** Begin Data excerpts **
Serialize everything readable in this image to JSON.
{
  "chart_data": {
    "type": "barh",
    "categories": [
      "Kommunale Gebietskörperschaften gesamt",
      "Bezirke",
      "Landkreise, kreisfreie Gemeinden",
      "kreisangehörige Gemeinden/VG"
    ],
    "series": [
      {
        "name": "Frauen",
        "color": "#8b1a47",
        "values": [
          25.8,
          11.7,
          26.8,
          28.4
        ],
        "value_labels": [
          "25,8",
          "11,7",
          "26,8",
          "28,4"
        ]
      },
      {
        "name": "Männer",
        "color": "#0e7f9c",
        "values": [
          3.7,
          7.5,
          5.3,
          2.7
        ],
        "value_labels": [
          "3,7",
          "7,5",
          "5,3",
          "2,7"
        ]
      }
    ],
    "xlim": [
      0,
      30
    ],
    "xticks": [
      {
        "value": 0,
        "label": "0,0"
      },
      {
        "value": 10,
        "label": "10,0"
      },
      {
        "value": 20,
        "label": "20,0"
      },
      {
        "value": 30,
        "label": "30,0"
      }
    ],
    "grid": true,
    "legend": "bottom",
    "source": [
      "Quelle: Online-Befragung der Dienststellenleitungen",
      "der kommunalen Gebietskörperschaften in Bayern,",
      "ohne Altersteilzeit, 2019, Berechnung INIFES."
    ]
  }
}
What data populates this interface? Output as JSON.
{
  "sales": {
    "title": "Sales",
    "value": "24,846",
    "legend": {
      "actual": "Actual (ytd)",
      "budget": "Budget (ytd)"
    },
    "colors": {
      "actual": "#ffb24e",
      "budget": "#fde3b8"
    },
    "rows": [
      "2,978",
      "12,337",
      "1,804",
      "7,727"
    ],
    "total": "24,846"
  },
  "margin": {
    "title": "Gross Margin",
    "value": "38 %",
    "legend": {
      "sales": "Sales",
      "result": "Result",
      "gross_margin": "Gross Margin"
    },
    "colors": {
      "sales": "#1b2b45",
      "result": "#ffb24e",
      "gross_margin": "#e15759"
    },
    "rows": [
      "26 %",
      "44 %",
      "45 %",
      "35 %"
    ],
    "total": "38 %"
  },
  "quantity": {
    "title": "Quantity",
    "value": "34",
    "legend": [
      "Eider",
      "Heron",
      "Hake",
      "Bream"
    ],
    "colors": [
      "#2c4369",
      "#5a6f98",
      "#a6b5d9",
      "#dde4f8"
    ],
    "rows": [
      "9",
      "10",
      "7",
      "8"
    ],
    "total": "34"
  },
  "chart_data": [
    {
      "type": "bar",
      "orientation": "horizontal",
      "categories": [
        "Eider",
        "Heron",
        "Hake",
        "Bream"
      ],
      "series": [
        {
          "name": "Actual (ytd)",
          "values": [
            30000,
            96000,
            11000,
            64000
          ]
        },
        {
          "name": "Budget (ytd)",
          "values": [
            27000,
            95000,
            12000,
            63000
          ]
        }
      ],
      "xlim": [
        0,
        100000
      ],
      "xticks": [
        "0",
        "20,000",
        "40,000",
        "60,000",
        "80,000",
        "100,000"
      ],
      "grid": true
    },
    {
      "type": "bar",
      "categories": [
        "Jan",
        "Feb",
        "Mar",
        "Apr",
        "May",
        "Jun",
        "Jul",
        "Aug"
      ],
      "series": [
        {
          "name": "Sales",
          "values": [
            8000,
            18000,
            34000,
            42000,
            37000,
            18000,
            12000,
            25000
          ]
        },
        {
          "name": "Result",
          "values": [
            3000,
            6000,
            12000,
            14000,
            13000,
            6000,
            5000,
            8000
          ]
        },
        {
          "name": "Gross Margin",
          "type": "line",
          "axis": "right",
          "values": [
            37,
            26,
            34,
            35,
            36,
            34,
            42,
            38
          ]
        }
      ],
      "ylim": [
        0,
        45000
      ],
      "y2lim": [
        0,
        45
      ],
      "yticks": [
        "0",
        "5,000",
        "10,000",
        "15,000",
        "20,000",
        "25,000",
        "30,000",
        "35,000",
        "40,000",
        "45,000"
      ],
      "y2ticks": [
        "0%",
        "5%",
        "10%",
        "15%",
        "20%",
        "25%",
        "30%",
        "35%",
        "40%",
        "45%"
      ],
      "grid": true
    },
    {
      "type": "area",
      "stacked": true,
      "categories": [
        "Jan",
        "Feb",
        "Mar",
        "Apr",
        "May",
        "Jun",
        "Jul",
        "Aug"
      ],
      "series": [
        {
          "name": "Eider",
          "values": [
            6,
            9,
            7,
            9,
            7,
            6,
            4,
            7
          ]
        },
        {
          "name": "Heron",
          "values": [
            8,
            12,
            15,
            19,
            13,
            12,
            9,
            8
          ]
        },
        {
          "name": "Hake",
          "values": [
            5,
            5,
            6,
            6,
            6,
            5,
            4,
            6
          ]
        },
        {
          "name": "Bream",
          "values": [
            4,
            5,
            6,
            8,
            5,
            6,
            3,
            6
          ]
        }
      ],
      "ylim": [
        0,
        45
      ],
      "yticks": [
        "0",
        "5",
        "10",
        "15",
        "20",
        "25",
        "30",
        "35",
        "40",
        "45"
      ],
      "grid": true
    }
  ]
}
** End Data excerpts **
▸ Exercise requirements
State, as a bare number, how many lines of the listing hold the word "Gemeinden".

▸ Written solution
2